• **Trecho apresentado**:
· · · · ·
Sebastão Costa
ESTADOS UNIDOS – São duas as características que a extrema direita mantém em seu currículo: a insensibilidade e a truculência. Insensibilidade, diga-se, humana e social. Humana no sentido de produzir assassinatos em massa e social vinculada à ausência de qualquer preocupação com a qualidade de vida das populações periféricas.
A truculência está conectada com as metodologias pouco sutis para atingir e/ou manter seus projetos. Na história, os dois personagens mais reluzentes desse time atendem pelo nome de Mussolini, do fascismo italiano, e Hitler, do nazismo germânico.
Durante a primeira metade do século passado, insensibilidade e truculência, de mãos dadas, trucidaram democracias, produziram genocídios. Mas, de olho na pura verdade, há de se convir que o extremismo de direita se modernizou. Adaptou-se ao contexto da democracia, montou na vitrine de crises econômicas e no “antipetismo” midiático para vencer eleições, como nos EUA e no Brasil.
· · · · ·
• **O que se pede**:
Transcreva, do texto sobre a extrema direita, o trecho que vai de "Sebastão Costa" até "do nazismo germânico.", inclusive. Os registros provêm de outra fonte.

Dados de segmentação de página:
· · · · ·
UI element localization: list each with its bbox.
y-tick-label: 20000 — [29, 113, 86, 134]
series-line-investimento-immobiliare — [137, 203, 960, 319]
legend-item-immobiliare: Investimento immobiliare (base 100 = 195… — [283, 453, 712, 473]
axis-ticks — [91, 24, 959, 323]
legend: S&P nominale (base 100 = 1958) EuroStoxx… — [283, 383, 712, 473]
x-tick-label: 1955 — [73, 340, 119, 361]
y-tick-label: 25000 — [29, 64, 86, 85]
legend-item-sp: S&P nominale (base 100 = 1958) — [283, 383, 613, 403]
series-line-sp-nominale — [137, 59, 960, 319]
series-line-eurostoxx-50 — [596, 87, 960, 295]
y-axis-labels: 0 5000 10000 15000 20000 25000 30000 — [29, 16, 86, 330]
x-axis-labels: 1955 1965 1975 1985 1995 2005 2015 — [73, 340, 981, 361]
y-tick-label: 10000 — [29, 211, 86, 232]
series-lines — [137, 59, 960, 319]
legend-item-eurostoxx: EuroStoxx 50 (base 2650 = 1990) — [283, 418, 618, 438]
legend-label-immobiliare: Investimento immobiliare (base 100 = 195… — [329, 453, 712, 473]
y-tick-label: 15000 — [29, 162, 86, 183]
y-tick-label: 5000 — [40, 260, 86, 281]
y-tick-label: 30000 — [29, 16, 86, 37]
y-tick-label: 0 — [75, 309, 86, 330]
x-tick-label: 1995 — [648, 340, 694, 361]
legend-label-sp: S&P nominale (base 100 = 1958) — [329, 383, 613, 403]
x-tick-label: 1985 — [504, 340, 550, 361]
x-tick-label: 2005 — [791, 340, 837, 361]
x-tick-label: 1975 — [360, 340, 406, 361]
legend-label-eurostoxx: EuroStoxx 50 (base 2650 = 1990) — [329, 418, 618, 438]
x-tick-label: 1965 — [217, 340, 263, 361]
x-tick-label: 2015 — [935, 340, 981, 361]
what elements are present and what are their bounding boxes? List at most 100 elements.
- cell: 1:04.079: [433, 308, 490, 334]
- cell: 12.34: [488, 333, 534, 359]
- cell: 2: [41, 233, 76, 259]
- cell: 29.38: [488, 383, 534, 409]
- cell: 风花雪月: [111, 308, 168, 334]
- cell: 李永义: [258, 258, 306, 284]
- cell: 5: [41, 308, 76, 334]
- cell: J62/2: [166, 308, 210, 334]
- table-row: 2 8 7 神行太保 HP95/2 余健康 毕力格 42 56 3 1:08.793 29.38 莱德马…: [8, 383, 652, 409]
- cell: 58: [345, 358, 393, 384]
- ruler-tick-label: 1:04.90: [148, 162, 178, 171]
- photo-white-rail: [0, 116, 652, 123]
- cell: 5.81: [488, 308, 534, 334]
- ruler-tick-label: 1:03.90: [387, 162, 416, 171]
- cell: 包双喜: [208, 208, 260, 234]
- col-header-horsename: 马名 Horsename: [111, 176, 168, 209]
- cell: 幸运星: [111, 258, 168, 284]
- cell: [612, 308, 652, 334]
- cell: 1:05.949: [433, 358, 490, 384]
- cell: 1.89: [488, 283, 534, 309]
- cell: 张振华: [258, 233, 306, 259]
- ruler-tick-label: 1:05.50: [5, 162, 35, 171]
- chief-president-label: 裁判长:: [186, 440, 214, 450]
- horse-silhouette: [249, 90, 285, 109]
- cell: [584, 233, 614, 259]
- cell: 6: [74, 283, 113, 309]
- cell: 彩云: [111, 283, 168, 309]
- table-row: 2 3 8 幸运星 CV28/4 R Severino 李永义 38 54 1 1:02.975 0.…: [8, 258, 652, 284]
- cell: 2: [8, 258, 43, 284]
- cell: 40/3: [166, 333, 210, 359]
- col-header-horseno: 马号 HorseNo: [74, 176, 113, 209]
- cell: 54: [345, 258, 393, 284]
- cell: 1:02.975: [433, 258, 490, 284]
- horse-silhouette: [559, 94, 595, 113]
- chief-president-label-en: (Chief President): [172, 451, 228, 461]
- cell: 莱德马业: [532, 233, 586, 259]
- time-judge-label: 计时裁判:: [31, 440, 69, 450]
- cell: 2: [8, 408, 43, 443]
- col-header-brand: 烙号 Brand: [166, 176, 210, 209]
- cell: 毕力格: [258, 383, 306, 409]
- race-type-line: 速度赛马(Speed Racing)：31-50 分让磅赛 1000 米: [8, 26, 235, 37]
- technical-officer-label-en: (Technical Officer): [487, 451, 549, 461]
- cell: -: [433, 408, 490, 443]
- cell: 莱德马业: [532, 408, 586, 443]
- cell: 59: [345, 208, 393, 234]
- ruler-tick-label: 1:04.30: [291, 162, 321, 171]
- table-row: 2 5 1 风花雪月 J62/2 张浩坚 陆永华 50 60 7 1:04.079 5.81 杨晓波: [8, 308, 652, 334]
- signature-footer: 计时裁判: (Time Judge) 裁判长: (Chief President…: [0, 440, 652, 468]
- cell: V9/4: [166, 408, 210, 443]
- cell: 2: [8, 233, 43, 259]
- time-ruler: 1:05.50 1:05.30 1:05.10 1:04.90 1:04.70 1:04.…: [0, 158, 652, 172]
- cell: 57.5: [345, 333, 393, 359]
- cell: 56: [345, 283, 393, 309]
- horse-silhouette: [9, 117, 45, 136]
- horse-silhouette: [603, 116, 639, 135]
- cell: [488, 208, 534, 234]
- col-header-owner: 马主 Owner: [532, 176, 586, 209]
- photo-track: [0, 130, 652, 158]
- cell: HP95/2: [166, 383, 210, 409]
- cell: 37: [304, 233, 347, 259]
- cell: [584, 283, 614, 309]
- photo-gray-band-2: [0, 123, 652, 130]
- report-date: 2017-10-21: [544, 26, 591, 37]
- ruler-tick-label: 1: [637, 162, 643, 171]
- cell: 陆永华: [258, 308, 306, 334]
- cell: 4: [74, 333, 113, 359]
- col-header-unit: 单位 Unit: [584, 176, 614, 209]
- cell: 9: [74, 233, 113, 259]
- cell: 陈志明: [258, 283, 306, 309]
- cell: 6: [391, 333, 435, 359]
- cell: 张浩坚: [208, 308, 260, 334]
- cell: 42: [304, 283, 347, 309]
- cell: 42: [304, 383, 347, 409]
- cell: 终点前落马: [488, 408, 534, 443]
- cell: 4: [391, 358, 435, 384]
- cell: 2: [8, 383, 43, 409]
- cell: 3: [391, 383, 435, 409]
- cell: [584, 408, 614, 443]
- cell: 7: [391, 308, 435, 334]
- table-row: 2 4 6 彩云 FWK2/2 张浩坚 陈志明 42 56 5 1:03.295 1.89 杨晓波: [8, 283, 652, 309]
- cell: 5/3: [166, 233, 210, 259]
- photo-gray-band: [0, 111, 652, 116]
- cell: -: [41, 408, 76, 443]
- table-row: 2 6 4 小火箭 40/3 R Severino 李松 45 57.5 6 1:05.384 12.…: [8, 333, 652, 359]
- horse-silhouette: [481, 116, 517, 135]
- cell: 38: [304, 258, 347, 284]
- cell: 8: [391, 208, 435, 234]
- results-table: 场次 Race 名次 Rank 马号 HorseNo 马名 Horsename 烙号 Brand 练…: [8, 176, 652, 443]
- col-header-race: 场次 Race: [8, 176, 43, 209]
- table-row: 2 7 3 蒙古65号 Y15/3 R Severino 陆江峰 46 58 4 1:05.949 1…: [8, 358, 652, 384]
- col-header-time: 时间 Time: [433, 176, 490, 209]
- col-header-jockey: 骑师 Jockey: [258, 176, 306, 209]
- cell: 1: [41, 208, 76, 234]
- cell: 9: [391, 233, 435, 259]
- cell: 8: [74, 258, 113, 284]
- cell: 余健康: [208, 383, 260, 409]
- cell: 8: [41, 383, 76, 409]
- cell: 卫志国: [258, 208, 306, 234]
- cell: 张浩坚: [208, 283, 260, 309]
· · · · ·
• **Resultado**:
Sebastão Costa
ESTADOS UNIDOS – São duas as características que a extrema direita mantém em seu currículo: a insensibilidade e a truculência. Insensibilidade, diga-se, humana e social. Humana no sentido de produzir assassinatos em massa e social vinculada à ausência de qualquer preocupação com a qualidade de vida das populações periféricas.
A truculência está conectada com as metodologias pouco sutis para atingir e/ou manter seus projetos. Na história, os dois personagens mais reluzentes desse time atendem pelo nome de Mussolini, do fascismo italiano, e Hitler, do nazismo germânico.